#### Problem description:
Review the lines that follow and copy each one that contains the word "icon".

#### Record set:
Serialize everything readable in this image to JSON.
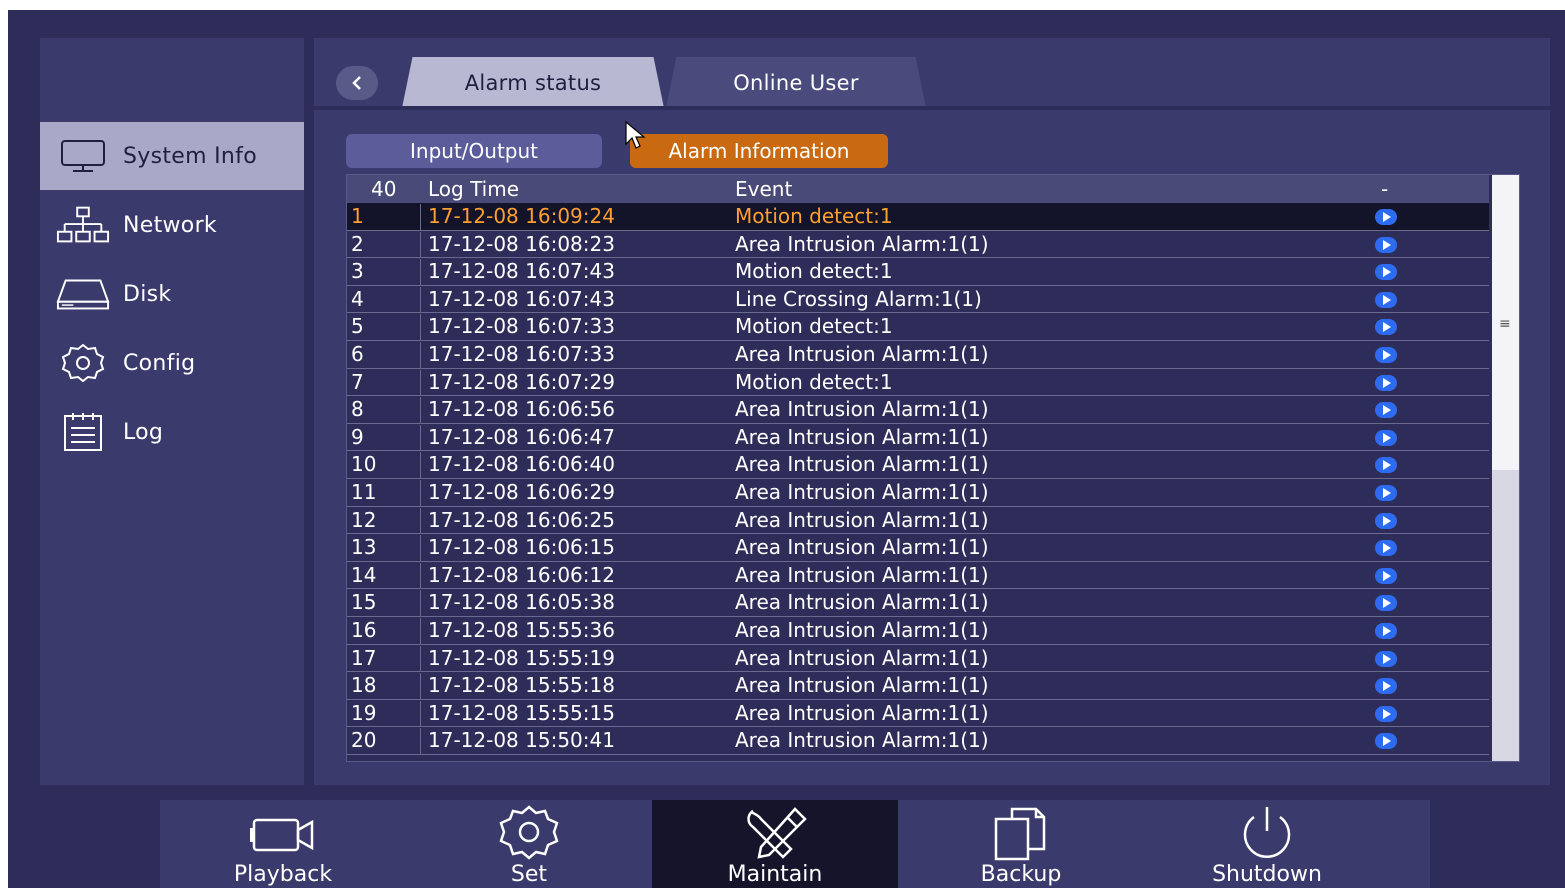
{
  "sidebar": {
    "items": [
      {
        "label": "System Info",
        "icon": "monitor-icon",
        "active": true
      },
      {
        "label": "Network",
        "icon": "network-icon",
        "active": false
      },
      {
        "label": "Disk",
        "icon": "disk-icon",
        "active": false
      },
      {
        "label": "Config",
        "icon": "gear-icon",
        "active": false
      },
      {
        "label": "Log",
        "icon": "log-icon",
        "active": false
      }
    ]
  },
  "tabs": [
    {
      "label": "Alarm status",
      "active": true
    },
    {
      "label": "Online User",
      "active": false
    }
  ],
  "subtabs": [
    {
      "label": "Input/Output",
      "active": false
    },
    {
      "label": "Alarm Information",
      "active": true
    }
  ],
  "table": {
    "count": "40",
    "headers": {
      "time": "Log Time",
      "event": "Event",
      "play": "-"
    },
    "rows": [
      {
        "idx": "1",
        "time": "17-12-08 16:09:24",
        "event": "Motion detect:1"
      },
      {
        "idx": "2",
        "time": "17-12-08 16:08:23",
        "event": "Area Intrusion Alarm:1(1)"
      },
      {
        "idx": "3",
        "time": "17-12-08 16:07:43",
        "event": "Motion detect:1"
      },
      {
        "idx": "4",
        "time": "17-12-08 16:07:43",
        "event": "Line Crossing Alarm:1(1)"
      },
      {
        "idx": "5",
        "time": "17-12-08 16:07:33",
        "event": "Motion detect:1"
      },
      {
        "idx": "6",
        "time": "17-12-08 16:07:33",
        "event": "Area Intrusion Alarm:1(1)"
      },
      {
        "idx": "7",
        "time": "17-12-08 16:07:29",
        "event": "Motion detect:1"
      },
      {
        "idx": "8",
        "time": "17-12-08 16:06:56",
        "event": "Area Intrusion Alarm:1(1)"
      },
      {
        "idx": "9",
        "time": "17-12-08 16:06:47",
        "event": "Area Intrusion Alarm:1(1)"
      },
      {
        "idx": "10",
        "time": "17-12-08 16:06:40",
        "event": "Area Intrusion Alarm:1(1)"
      },
      {
        "idx": "11",
        "time": "17-12-08 16:06:29",
        "event": "Area Intrusion Alarm:1(1)"
      },
      {
        "idx": "12",
        "time": "17-12-08 16:06:25",
        "event": "Area Intrusion Alarm:1(1)"
      },
      {
        "idx": "13",
        "time": "17-12-08 16:06:15",
        "event": "Area Intrusion Alarm:1(1)"
      },
      {
        "idx": "14",
        "time": "17-12-08 16:06:12",
        "event": "Area Intrusion Alarm:1(1)"
      },
      {
        "idx": "15",
        "time": "17-12-08 16:05:38",
        "event": "Area Intrusion Alarm:1(1)"
      },
      {
        "idx": "16",
        "time": "17-12-08 15:55:36",
        "event": "Area Intrusion Alarm:1(1)"
      },
      {
        "idx": "17",
        "time": "17-12-08 15:55:19",
        "event": "Area Intrusion Alarm:1(1)"
      },
      {
        "idx": "18",
        "time": "17-12-08 15:55:18",
        "event": "Area Intrusion Alarm:1(1)"
      },
      {
        "idx": "19",
        "time": "17-12-08 15:55:15",
        "event": "Area Intrusion Alarm:1(1)"
      },
      {
        "idx": "20",
        "time": "17-12-08 15:50:41",
        "event": "Area Intrusion Alarm:1(1)"
      }
    ],
    "selected_row": 1
  },
  "bottombar": [
    {
      "label": "Playback",
      "icon": "camera-icon",
      "active": false
    },
    {
      "label": "Set",
      "icon": "gear-icon",
      "active": false
    },
    {
      "label": "Maintain",
      "icon": "tools-icon",
      "active": true
    },
    {
      "label": "Backup",
      "icon": "copy-icon",
      "active": false
    },
    {
      "label": "Shutdown",
      "icon": "power-icon",
      "active": false
    }
  ],
  "colors": {
    "background": "#2e2c58",
    "panel": "#3b3a6c",
    "accent_orange": "#c96a12",
    "selected_text": "#ff9f2e",
    "play_blue": "#2d6cf0"
  }
}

#### Output:
        "icon": "monitor-icon",
        "icon": "network-icon",
        "icon": "disk-icon",
        "icon": "gear-icon",
        "icon": "log-icon",
      "icon": "camera-icon",
      "icon": "gear-icon",
      "icon": "tools-icon",
      "icon": "copy-icon",
      "icon": "power-icon",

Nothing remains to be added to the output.